> **本文抜粋**
Management of acute coronary syndrome in the very elderly
Lancet 12 January 2016, online first
虚血性心疾患の中で、80歳以上の超高齢者が増えている。急性虚血性心疾患の中では、非ST上昇型急性冠症候群(NSTE-ACS)が最も多い。ガイドラインではNSTE-ACSに対して侵襲的な治療戦略が勧められているが、80歳以上を対象にしたRCTは少ない。
高齢者の場合、併存疾患、認知機能低下、フレイルティ、ポリファーマシー、広範囲の虚血を引き起こす複雑な冠動脈病変を持っていることが多く、それらがNSTE-ACSに対する侵襲的治療戦略の有効性を弱め、合併症のリスクを増大させるかもしれない。
超高齢者のNSTE-ACSに対して、侵襲的治療戦略と保存的治療戦略を比較した唯一のRCTは、パワー不足であり全体的な有効性は示されなかったが、ベースラインでトロポニン上昇があったグループでは臨床的イベントが少なかった(JACC Cardiovasc Interv 2012; 5: 906–16.)。
80歳以上のNSTEMIとUAPを対象にしたAfter Eighty試験の結果がLancetに報告された。それは、侵襲的治療戦略を支持するものだった。主要評価項目は心筋梗塞、緊急血行再建の必要性、脳梗塞、死亡の複合エンドポイントで、冠動脈造影は平均して入院後3日で行われた。フォローアップ期間は1.53年(中央値)で、侵襲的治療戦略を取ったグループで、イベント数が低かった(40.6% vs 61.4%, HR:0.53, 95%CI:0.41-0.69)。NNTは4.8(3.4-8.5)であった。侵襲的治療戦略は心筋梗塞(HR:0.52, 95%CI:0.35-0.76)と緊急血行再建(HR:0.19, 95%CI:0.07-0.52)を有意に減少させたが、死亡についての有効性はなかった。それはサンプルサイズが小さいことや、PCI後の死亡の多くが非心臓死だからかもしれない。

> **課題の説明**
上に示した超高齢者の急性冠症候群の治療についての文章を、最後の文に続けて書き継ぎなさい。

[ページレイアウト解析データ]

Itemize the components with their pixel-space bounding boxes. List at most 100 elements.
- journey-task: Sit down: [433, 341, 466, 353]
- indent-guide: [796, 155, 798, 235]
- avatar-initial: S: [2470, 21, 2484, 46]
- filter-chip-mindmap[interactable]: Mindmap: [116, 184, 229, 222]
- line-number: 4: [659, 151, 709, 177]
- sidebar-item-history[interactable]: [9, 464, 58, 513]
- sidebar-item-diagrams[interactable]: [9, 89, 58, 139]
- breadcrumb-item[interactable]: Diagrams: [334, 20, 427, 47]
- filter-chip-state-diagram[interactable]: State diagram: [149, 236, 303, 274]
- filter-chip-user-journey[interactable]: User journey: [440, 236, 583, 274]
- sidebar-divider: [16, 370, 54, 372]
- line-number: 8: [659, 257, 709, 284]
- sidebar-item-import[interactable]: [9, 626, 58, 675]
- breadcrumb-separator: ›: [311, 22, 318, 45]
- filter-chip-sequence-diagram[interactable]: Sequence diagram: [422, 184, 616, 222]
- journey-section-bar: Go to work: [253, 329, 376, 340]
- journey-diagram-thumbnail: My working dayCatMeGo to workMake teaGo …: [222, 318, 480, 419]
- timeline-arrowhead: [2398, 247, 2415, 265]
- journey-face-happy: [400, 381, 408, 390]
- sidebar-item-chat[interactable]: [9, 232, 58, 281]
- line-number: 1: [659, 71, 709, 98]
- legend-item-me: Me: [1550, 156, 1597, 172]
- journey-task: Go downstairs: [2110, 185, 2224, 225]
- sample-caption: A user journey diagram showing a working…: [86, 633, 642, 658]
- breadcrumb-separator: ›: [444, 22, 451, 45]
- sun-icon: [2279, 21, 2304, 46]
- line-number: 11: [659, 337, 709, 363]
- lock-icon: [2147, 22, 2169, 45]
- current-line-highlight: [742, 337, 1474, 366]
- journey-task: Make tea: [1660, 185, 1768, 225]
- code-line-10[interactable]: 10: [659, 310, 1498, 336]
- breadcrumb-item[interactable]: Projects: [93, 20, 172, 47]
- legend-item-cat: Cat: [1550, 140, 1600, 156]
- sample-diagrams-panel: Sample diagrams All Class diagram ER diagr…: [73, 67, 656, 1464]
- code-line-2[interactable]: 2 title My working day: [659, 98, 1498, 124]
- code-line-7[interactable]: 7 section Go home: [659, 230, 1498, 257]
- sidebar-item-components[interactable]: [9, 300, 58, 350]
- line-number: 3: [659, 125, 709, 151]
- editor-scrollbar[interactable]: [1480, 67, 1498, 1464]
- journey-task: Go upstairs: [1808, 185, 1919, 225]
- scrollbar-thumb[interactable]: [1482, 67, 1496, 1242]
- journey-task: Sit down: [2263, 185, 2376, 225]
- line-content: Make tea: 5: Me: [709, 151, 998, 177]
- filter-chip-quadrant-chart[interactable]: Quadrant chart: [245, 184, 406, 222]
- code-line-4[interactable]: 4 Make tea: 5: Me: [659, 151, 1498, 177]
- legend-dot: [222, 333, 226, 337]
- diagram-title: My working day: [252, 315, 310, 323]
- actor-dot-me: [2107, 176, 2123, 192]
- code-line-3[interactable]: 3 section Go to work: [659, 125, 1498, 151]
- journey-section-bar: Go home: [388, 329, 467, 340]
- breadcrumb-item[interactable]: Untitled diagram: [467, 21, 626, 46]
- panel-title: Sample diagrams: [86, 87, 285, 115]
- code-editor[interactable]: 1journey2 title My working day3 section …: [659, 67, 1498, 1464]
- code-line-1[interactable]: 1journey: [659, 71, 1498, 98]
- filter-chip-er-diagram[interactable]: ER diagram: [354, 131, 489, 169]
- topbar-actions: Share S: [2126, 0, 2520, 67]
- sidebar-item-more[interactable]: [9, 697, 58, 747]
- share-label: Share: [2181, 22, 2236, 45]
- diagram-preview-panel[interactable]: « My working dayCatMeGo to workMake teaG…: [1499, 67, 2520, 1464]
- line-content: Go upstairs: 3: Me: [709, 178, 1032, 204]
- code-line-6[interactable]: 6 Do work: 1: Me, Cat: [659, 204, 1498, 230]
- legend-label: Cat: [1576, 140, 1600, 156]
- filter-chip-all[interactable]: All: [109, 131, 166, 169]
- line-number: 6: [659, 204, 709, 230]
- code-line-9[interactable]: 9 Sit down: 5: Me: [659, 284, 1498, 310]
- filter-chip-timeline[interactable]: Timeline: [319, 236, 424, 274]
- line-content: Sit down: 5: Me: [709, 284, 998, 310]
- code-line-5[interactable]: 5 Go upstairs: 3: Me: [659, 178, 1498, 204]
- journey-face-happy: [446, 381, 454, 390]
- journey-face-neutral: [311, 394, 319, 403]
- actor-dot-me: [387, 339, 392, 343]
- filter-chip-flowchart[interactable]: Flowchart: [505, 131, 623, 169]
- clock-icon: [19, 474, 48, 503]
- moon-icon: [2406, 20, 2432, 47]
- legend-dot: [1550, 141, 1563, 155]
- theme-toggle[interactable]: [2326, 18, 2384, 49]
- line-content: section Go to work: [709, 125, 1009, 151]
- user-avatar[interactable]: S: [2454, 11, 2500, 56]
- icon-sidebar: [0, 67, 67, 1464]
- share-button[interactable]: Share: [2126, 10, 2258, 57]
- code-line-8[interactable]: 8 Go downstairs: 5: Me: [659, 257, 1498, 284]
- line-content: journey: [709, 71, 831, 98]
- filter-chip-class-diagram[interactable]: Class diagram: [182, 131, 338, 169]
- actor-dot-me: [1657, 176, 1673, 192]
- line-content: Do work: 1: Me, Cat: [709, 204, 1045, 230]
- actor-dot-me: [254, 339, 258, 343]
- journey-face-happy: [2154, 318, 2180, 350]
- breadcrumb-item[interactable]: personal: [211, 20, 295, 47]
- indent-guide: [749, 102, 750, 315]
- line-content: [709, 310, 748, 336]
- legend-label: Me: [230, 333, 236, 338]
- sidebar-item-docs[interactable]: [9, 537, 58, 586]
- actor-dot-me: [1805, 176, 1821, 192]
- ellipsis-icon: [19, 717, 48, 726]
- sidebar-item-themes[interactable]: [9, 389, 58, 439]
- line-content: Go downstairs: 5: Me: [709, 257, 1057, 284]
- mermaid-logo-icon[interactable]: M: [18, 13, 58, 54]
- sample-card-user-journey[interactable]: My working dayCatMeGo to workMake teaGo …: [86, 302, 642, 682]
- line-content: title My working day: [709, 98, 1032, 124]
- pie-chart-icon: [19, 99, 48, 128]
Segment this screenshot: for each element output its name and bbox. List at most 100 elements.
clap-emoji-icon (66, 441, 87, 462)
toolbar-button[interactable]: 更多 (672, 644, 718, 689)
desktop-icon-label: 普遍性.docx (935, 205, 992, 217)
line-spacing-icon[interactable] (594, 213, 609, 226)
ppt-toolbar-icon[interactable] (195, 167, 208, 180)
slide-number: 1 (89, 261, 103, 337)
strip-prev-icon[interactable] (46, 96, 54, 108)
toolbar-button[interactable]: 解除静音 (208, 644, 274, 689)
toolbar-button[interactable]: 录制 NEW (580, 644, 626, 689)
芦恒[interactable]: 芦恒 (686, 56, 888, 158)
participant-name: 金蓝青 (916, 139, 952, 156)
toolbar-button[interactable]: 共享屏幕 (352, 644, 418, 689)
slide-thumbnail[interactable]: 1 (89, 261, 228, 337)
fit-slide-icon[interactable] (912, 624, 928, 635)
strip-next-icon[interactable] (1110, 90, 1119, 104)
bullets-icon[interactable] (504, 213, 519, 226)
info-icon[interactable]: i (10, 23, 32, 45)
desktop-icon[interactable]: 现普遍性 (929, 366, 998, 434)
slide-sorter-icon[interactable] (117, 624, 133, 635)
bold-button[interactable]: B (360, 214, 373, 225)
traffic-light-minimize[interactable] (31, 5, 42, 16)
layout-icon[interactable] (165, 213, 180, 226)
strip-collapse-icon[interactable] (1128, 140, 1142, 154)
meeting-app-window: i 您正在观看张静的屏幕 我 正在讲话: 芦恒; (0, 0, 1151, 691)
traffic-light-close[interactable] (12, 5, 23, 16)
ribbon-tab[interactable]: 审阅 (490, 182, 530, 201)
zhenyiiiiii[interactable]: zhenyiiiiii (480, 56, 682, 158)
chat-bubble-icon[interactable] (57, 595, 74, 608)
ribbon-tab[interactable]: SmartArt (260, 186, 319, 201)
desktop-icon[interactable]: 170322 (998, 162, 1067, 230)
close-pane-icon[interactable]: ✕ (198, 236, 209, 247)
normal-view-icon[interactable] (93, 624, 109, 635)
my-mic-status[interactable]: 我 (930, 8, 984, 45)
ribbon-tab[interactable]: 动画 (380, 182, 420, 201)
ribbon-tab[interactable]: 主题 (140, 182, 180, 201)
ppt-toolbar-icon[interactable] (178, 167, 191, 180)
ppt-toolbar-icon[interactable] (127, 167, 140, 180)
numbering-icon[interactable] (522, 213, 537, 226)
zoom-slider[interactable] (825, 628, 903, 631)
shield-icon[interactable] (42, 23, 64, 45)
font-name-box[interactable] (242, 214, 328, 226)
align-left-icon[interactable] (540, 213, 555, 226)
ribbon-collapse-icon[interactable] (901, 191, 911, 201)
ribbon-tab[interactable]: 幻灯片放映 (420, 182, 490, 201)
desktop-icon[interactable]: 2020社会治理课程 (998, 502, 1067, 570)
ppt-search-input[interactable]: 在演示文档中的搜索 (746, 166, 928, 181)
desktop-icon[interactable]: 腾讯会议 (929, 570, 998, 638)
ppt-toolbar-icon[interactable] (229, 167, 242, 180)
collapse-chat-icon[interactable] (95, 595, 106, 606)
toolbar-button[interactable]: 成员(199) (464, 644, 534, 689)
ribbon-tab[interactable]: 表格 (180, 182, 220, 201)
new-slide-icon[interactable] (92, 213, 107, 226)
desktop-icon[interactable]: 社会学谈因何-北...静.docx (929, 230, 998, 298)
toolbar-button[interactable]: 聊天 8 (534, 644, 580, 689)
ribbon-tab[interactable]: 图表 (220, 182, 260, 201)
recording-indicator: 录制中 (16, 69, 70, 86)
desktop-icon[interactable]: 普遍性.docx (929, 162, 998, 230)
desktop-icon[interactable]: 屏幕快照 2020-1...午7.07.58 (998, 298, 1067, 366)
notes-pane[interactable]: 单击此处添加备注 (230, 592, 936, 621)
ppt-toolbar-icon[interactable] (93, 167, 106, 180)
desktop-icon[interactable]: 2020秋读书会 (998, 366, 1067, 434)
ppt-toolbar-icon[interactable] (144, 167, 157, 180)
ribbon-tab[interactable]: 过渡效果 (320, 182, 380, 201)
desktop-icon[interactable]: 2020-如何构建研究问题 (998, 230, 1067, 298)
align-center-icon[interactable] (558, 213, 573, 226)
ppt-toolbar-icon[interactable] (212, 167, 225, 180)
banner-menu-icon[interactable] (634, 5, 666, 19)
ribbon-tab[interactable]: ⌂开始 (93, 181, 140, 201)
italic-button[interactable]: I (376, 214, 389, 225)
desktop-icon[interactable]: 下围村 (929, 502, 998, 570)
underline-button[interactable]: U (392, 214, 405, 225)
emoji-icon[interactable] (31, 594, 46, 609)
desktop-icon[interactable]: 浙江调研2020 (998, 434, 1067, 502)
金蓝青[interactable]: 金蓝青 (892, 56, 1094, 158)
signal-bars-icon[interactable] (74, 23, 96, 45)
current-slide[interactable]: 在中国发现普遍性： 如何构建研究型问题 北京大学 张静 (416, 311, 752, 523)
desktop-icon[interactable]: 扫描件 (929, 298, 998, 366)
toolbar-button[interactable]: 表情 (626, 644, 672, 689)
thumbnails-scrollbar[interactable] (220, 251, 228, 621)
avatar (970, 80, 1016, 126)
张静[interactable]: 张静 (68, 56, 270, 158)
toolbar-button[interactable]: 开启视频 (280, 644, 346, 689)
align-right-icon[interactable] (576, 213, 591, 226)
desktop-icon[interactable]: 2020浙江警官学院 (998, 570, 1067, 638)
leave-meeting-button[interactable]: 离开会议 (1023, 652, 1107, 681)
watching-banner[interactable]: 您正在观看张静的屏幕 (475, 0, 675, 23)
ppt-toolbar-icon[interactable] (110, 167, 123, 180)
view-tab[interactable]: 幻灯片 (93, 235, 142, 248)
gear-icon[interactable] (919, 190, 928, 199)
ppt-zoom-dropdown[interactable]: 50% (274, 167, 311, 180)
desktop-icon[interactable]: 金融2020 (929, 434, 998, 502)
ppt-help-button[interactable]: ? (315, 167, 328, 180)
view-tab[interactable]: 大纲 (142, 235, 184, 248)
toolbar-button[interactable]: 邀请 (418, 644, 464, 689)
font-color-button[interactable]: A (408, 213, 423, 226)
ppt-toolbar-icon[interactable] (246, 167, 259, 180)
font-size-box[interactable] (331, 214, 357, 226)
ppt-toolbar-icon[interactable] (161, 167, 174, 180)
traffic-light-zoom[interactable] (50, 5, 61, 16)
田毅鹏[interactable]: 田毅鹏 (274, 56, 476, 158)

> **課題の結果**
After Eighty試験はハイリスクな患者特性であったにもかかわらず、臨床的に安定しており虚血が持続していないことが選択基準になっていた。それが参加者が少なくなった要因であり、この試験の結果は超高齢のNSTEMIやUAPの患者の多くに適応できないかもしれない。
After Eighty試験では、造影剤腎症や出血は以前の報告より多くなかった。
After Eighty試験は注目すべきエビデンスだが、高齢者の治療方針の決定には、生命予後、併存疾患、出血リスク、認知機能や身体機能、患者の意思などを加味して個別に判断すべきである。また、侵襲的治療戦略のQOL、再入院、コストなどについてのさらなる検証が必要である。